(Data records)
^^^^^^^^

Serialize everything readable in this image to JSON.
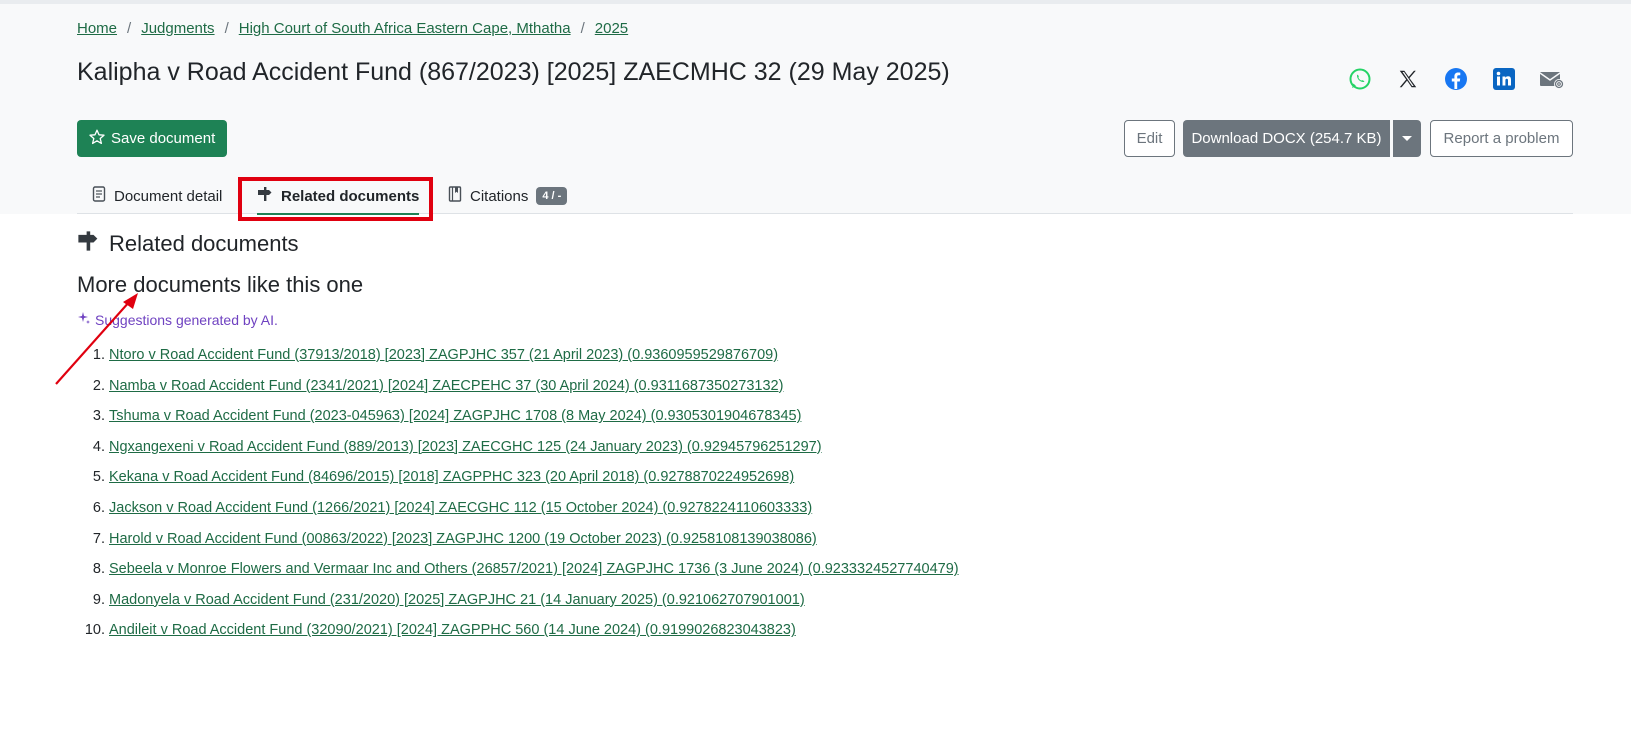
{
  "breadcrumb": [
    {
      "label": "Home"
    },
    {
      "label": "Judgments"
    },
    {
      "label": "High Court of South Africa Eastern Cape, Mthatha"
    },
    {
      "label": "2025"
    }
  ],
  "page_title": "Kalipha v Road Accident Fund (867/2023) [2025] ZAECMHC 32 (29 May 2025)",
  "share_icons": [
    "whatsapp-icon",
    "x-icon",
    "facebook-icon",
    "linkedin-icon",
    "email-icon"
  ],
  "actions": {
    "save_label": "Save document",
    "edit_label": "Edit",
    "download_label": "Download DOCX (254.7 KB)",
    "report_label": "Report a problem"
  },
  "tabs": [
    {
      "label": "Document detail"
    },
    {
      "label": "Related documents",
      "active": true
    },
    {
      "label": "Citations",
      "badge": "4 / -"
    }
  ],
  "section": {
    "heading": "Related documents",
    "subheading": "More documents like this one",
    "ai_note": "Suggestions generated by AI."
  },
  "documents": [
    {
      "num": "1.",
      "title": "Ntoro v Road Accident Fund (37913/2018) [2023] ZAGPJHC 357 (21 April 2023) (0.9360959529876709)"
    },
    {
      "num": "2.",
      "title": "Namba v Road Accident Fund (2341/2021) [2024] ZAECPEHC 37 (30 April 2024) (0.9311687350273132)"
    },
    {
      "num": "3.",
      "title": "Tshuma v Road Accident Fund (2023-045963) [2024] ZAGPJHC 1708 (8 May 2024) (0.9305301904678345)"
    },
    {
      "num": "4.",
      "title": "Ngxangexeni v Road Accident Fund (889/2013) [2023] ZAECGHC 125 (24 January 2023) (0.92945796251297)"
    },
    {
      "num": "5.",
      "title": "Kekana v Road Accident Fund (84696/2015) [2018] ZAGPPHC 323 (20 April 2018) (0.9278870224952698)"
    },
    {
      "num": "6.",
      "title": "Jackson v Road Accident Fund (1266/2021) [2024] ZAECGHC 112 (15 October 2024) (0.9278224110603333)"
    },
    {
      "num": "7.",
      "title": "Harold v Road Accident Fund (00863/2022) [2023] ZAGPJHC 1200 (19 October 2023) (0.9258108139038086)"
    },
    {
      "num": "8.",
      "title": "Sebeela v Monroe Flowers and Vermaar Inc and Others (26857/2021) [2024] ZAGPJHC 1736 (3 June 2024) (0.9233324527740479)"
    },
    {
      "num": "9.",
      "title": "Madonyela v Road Accident Fund (231/2020) [2025] ZAGPJHC 21 (14 January 2025) (0.921062707901001)"
    },
    {
      "num": "10.",
      "title": "Andileit v Road Accident Fund (32090/2021) [2024] ZAGPPHC 560 (14 June 2024) (0.9199026823043823)"
    }
  ],
  "colors": {
    "accent": "#1e8255",
    "link": "#1e6b45",
    "highlight": "#e0000f",
    "ai": "#6f42c1"
  }
}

^^^^^^^^

-- Goal --
In the entries above, identify each line that includes the string "October", then copy it.

-- Correct output --
      "title": "Jackson v Road Accident Fund (1266/2021) [2024] ZAECGHC 112 (15 October 2024) (0.9278224110603333)"
      "title": "Harold v Road Accident Fund (00863/2022) [2023] ZAGPJHC 1200 (19 October 2023) (0.9258108139038086)"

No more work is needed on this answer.